Tally up the lines where the string "herbiers" appears; reply with the number only.
--- Start EXCERPTED RECORDS ---
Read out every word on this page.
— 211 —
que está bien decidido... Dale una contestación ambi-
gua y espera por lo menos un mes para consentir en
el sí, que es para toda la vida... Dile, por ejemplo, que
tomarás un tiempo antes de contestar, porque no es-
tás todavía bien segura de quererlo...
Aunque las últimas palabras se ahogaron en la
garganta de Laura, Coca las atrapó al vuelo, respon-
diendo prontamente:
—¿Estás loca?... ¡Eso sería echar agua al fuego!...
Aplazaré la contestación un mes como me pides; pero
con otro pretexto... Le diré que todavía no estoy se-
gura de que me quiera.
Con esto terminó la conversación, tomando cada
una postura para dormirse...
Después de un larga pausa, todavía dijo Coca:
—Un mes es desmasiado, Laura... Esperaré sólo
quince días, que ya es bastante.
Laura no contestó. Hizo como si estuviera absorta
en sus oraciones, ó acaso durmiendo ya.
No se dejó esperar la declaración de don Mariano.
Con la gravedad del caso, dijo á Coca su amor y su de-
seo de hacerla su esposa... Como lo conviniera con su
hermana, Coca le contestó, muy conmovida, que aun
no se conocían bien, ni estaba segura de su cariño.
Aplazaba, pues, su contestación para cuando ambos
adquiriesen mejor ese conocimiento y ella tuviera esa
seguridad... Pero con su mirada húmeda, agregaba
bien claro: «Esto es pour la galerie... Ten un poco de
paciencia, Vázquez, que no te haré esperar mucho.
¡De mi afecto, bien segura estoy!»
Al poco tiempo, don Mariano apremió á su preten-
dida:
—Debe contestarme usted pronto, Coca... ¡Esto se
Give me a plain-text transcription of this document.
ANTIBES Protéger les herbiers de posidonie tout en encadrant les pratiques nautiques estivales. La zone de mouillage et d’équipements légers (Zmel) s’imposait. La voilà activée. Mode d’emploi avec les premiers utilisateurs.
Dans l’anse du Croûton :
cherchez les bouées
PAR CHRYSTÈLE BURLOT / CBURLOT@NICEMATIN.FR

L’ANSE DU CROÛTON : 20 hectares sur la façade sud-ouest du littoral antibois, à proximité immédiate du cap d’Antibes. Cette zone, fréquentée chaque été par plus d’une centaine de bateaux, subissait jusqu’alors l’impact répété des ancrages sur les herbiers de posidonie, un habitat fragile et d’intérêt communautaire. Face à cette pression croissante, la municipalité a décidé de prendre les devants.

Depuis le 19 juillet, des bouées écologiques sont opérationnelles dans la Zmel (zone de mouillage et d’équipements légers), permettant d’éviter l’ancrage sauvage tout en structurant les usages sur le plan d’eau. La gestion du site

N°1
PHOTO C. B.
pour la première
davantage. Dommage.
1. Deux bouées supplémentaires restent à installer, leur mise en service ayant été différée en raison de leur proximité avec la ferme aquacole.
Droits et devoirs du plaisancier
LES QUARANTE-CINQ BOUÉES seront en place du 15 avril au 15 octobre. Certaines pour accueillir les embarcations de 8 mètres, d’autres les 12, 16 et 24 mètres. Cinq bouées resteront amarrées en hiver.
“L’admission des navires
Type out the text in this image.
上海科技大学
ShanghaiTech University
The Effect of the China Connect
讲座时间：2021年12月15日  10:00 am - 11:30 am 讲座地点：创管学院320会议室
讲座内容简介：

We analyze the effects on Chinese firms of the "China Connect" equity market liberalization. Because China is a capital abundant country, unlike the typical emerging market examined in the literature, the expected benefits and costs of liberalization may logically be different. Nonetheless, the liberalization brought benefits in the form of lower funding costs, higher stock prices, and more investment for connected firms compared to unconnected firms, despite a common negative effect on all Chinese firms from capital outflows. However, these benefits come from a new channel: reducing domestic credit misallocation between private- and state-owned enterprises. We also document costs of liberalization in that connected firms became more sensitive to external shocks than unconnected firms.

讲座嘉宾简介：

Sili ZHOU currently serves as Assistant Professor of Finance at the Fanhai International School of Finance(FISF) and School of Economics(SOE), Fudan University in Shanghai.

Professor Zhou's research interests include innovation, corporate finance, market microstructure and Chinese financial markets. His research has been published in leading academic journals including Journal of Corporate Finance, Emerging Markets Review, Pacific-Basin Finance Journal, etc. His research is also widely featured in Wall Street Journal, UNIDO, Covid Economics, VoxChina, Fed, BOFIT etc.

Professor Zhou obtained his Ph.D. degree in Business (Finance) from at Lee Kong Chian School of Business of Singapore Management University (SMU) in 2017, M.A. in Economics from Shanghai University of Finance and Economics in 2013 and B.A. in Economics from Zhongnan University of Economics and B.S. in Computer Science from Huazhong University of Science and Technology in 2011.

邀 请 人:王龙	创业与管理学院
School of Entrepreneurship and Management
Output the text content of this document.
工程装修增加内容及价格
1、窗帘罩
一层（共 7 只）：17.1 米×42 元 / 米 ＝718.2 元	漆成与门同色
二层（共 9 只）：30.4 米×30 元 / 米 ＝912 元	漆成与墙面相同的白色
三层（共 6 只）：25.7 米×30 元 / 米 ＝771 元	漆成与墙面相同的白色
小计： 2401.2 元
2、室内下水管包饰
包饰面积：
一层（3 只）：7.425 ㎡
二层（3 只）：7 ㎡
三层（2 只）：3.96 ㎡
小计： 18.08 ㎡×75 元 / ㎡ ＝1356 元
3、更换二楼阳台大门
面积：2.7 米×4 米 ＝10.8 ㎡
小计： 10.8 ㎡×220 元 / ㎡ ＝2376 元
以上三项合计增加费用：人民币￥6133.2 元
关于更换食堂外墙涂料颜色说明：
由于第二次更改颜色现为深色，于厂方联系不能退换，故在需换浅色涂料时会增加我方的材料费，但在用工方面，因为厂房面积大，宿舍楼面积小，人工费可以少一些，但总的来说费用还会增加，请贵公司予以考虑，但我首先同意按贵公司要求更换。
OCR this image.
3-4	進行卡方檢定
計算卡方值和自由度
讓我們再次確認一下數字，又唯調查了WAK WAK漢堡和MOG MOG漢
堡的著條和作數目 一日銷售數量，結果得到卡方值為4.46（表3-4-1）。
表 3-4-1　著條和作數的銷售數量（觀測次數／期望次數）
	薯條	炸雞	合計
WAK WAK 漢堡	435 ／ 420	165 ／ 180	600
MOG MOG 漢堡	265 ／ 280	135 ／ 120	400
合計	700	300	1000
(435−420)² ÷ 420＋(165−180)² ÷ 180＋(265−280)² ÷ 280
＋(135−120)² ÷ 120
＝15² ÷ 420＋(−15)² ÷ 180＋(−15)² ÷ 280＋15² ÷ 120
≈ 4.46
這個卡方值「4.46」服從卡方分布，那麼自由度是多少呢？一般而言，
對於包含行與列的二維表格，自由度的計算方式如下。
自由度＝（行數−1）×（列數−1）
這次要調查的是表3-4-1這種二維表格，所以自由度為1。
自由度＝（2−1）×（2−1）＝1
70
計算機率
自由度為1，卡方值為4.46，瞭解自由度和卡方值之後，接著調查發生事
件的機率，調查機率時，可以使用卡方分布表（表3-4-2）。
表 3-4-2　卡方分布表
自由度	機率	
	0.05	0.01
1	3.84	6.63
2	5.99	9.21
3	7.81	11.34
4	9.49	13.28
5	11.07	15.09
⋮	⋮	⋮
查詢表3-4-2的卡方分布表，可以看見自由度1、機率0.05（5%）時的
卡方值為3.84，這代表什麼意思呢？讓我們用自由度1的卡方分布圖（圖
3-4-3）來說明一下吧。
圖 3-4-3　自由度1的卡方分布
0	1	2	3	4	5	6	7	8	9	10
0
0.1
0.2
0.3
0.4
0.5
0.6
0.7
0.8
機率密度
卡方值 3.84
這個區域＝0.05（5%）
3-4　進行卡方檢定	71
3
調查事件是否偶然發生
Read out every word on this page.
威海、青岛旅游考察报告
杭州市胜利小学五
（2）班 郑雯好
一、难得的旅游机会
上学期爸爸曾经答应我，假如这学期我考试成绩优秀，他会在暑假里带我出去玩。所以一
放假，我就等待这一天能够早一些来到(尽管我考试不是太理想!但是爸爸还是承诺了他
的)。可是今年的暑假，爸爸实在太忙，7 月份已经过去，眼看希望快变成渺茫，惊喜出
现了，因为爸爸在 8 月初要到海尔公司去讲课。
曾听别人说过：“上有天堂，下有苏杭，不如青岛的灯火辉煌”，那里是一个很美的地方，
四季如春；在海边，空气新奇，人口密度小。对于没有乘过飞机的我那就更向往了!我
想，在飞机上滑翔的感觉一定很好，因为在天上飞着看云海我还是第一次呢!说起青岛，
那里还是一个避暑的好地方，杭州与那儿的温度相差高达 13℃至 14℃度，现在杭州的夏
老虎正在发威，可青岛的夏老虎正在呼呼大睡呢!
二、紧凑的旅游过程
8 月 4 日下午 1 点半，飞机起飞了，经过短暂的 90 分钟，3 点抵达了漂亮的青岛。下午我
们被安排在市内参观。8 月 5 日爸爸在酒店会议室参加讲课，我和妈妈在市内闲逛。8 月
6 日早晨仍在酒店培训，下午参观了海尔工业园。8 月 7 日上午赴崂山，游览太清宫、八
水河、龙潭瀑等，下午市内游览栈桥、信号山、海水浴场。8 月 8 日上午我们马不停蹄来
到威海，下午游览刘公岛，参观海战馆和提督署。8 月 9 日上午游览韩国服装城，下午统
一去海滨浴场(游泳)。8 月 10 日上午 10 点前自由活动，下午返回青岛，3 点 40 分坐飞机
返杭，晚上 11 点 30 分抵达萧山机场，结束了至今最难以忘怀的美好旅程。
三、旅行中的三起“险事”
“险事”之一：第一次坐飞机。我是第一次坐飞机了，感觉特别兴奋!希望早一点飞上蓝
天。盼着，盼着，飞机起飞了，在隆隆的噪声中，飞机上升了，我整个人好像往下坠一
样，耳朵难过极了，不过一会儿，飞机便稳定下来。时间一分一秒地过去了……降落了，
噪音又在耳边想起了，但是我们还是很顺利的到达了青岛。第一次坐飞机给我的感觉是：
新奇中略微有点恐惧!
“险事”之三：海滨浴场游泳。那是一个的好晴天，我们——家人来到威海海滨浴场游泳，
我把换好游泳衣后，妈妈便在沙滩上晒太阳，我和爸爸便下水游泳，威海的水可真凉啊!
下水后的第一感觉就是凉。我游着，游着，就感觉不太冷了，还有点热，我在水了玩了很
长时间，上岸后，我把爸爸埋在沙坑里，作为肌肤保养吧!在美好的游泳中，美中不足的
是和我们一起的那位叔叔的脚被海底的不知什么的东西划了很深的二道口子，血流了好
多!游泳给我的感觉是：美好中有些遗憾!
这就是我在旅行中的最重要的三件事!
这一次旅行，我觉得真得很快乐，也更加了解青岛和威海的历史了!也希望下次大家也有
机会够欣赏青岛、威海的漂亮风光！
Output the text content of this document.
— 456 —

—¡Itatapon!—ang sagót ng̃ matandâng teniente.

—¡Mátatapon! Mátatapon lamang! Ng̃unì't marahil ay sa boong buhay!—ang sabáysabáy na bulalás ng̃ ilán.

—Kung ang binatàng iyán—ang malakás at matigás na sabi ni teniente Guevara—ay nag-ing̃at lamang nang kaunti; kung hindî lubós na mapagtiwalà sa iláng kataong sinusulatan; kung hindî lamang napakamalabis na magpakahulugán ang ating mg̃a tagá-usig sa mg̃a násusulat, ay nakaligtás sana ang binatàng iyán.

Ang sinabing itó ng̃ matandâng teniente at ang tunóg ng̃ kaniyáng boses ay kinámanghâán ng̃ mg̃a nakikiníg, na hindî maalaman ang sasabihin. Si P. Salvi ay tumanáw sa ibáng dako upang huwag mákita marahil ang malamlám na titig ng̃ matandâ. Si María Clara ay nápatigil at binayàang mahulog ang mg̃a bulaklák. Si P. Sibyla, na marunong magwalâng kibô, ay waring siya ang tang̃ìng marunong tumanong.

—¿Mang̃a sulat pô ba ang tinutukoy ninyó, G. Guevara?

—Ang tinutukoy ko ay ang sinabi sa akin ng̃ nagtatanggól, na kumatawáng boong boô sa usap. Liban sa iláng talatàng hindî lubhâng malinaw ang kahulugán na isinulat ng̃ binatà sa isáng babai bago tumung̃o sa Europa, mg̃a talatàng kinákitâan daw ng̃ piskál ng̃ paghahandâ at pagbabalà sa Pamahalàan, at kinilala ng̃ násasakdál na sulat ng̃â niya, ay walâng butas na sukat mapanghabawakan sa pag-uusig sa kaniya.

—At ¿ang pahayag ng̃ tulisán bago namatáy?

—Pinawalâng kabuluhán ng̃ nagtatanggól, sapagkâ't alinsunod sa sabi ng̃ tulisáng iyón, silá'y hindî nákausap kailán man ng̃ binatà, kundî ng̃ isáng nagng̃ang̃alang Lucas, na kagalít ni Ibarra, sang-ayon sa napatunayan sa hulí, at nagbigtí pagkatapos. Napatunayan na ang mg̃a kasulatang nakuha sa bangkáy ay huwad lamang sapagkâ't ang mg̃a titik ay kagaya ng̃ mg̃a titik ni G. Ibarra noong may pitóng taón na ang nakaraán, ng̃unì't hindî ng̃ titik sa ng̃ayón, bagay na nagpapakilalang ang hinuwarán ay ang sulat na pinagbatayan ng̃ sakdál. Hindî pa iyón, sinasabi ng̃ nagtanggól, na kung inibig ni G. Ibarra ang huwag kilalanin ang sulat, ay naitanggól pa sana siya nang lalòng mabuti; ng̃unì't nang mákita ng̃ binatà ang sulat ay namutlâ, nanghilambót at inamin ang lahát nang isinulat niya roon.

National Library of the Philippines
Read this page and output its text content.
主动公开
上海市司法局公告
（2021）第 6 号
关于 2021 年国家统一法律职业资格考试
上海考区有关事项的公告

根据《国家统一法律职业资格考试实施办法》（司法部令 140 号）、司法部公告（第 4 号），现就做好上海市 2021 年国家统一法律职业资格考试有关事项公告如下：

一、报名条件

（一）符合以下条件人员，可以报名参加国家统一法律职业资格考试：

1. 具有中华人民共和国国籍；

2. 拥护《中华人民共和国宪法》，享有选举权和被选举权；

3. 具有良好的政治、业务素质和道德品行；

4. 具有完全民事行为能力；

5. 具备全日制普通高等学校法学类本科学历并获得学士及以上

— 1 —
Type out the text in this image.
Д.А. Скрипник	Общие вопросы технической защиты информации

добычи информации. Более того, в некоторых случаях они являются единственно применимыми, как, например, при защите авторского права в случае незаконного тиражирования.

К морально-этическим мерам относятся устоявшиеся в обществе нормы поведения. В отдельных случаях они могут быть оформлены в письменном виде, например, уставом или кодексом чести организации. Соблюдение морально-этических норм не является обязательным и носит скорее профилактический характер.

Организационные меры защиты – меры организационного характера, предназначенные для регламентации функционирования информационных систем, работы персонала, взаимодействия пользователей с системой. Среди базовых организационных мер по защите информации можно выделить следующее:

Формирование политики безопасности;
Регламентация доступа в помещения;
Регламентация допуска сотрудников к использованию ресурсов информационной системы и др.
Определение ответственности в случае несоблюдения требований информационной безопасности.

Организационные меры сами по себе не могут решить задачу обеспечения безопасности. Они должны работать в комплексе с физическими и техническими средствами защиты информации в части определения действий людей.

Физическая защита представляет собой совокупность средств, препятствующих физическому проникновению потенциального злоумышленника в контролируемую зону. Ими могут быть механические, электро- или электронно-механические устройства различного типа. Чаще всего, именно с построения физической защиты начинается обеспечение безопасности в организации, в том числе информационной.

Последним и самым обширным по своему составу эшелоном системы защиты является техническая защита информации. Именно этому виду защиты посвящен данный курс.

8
--- End EXCERPTED RECORDS ---
### REPLY:
2